• [Extracted material]

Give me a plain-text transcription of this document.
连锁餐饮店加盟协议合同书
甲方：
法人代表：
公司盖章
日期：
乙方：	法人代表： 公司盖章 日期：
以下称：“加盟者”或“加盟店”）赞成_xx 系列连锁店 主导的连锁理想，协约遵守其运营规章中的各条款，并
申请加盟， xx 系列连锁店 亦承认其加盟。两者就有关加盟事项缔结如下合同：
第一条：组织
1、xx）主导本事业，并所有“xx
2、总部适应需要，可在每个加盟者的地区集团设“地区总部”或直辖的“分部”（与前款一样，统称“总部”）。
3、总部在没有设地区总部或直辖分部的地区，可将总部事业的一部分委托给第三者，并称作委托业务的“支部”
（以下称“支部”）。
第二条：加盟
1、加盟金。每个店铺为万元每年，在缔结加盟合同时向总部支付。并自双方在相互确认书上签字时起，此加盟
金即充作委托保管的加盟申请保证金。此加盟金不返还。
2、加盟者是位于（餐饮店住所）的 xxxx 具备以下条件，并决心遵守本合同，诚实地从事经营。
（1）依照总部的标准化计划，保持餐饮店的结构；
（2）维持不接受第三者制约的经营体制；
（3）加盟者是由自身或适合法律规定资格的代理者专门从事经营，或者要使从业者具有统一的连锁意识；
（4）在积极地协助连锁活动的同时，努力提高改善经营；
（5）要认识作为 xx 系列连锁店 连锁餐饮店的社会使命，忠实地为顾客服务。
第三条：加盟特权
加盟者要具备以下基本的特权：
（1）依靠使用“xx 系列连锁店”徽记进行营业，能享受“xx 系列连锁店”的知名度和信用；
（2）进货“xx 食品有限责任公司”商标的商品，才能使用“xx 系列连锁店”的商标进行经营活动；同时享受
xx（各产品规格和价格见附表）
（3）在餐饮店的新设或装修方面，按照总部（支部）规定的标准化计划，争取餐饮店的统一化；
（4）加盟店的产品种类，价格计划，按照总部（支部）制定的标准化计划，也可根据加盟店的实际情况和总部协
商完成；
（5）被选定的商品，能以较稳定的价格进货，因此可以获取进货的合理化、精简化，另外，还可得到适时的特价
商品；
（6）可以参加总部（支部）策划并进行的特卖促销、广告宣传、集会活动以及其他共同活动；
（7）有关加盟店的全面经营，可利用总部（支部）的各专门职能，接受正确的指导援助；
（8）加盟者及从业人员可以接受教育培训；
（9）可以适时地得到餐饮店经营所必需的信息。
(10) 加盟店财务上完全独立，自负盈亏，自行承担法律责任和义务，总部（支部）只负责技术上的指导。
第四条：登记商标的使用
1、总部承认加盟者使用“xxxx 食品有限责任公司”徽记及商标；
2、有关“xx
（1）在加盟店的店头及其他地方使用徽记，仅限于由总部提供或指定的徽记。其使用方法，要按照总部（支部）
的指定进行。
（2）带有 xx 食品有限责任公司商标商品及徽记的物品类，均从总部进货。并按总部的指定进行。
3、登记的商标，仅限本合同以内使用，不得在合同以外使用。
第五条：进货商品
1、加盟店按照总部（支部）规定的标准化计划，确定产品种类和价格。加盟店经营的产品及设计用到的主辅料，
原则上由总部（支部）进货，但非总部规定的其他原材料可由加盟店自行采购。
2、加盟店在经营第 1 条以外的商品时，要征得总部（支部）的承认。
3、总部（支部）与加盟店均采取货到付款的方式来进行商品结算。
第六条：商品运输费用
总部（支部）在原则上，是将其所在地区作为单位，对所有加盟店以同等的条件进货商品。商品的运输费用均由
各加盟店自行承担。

• [Directions for this task]
Reproduce the full listing exactly.

• [Result of the task]
Give me a plain-text transcription of this document.
连锁餐饮店加盟协议合同书
甲方：
法人代表：
公司盖章
日期：
乙方：	法人代表： 公司盖章 日期：
以下称：“加盟者”或“加盟店”）赞成_xx 系列连锁店 主导的连锁理想，协约遵守其运营规章中的各条款，并
申请加盟， xx 系列连锁店 亦承认其加盟。两者就有关加盟事项缔结如下合同：
第一条：组织
1、xx）主导本事业，并所有“xx
2、总部适应需要，可在每个加盟者的地区集团设“地区总部”或直辖的“分部”（与前款一样，统称“总部”）。
3、总部在没有设地区总部或直辖分部的地区，可将总部事业的一部分委托给第三者，并称作委托业务的“支部”
（以下称“支部”）。
第二条：加盟
1、加盟金。每个店铺为万元每年，在缔结加盟合同时向总部支付。并自双方在相互确认书上签字时起，此加盟
金即充作委托保管的加盟申请保证金。此加盟金不返还。
2、加盟者是位于（餐饮店住所）的 xxxx 具备以下条件，并决心遵守本合同，诚实地从事经营。
（1）依照总部的标准化计划，保持餐饮店的结构；
（2）维持不接受第三者制约的经营体制；
（3）加盟者是由自身或适合法律规定资格的代理者专门从事经营，或者要使从业者具有统一的连锁意识；
（4）在积极地协助连锁活动的同时，努力提高改善经营；
（5）要认识作为 xx 系列连锁店 连锁餐饮店的社会使命，忠实地为顾客服务。
第三条：加盟特权
加盟者要具备以下基本的特权：
（1）依靠使用“xx 系列连锁店”徽记进行营业，能享受“xx 系列连锁店”的知名度和信用；
（2）进货“xx 食品有限责任公司”商标的商品，才能使用“xx 系列连锁店”的商标进行经营活动；同时享受
xx（各产品规格和价格见附表）
（3）在餐饮店的新设或装修方面，按照总部（支部）规定的标准化计划，争取餐饮店的统一化；
（4）加盟店的产品种类，价格计划，按照总部（支部）制定的标准化计划，也可根据加盟店的实际情况和总部协
商完成；
（5）被选定的商品，能以较稳定的价格进货，因此可以获取进货的合理化、精简化，另外，还可得到适时的特价
商品；
（6）可以参加总部（支部）策划并进行的特卖促销、广告宣传、集会活动以及其他共同活动；
（7）有关加盟店的全面经营，可利用总部（支部）的各专门职能，接受正确的指导援助；
（8）加盟者及从业人员可以接受教育培训；
（9）可以适时地得到餐饮店经营所必需的信息。
(10) 加盟店财务上完全独立，自负盈亏，自行承担法律责任和义务，总部（支部）只负责技术上的指导。
第四条：登记商标的使用
1、总部承认加盟者使用“xxxx 食品有限责任公司”徽记及商标；
2、有关“xx
（1）在加盟店的店头及其他地方使用徽记，仅限于由总部提供或指定的徽记。其使用方法，要按照总部（支部）
的指定进行。
（2）带有 xx 食品有限责任公司商标商品及徽记的物品类，均从总部进货。并按总部的指定进行。
3、登记的商标，仅限本合同以内使用，不得在合同以外使用。
第五条：进货商品
1、加盟店按照总部（支部）规定的标准化计划，确定产品种类和价格。加盟店经营的产品及设计用到的主辅料，
原则上由总部（支部）进货，但非总部规定的其他原材料可由加盟店自行采购。
2、加盟店在经营第 1 条以外的商品时，要征得总部（支部）的承认。
3、总部（支部）与加盟店均采取货到付款的方式来进行商品结算。
第六条：商品运输费用
总部（支部）在原则上，是将其所在地区作为单位，对所有加盟店以同等的条件进货商品。商品的运输费用均由
各加盟店自行承担。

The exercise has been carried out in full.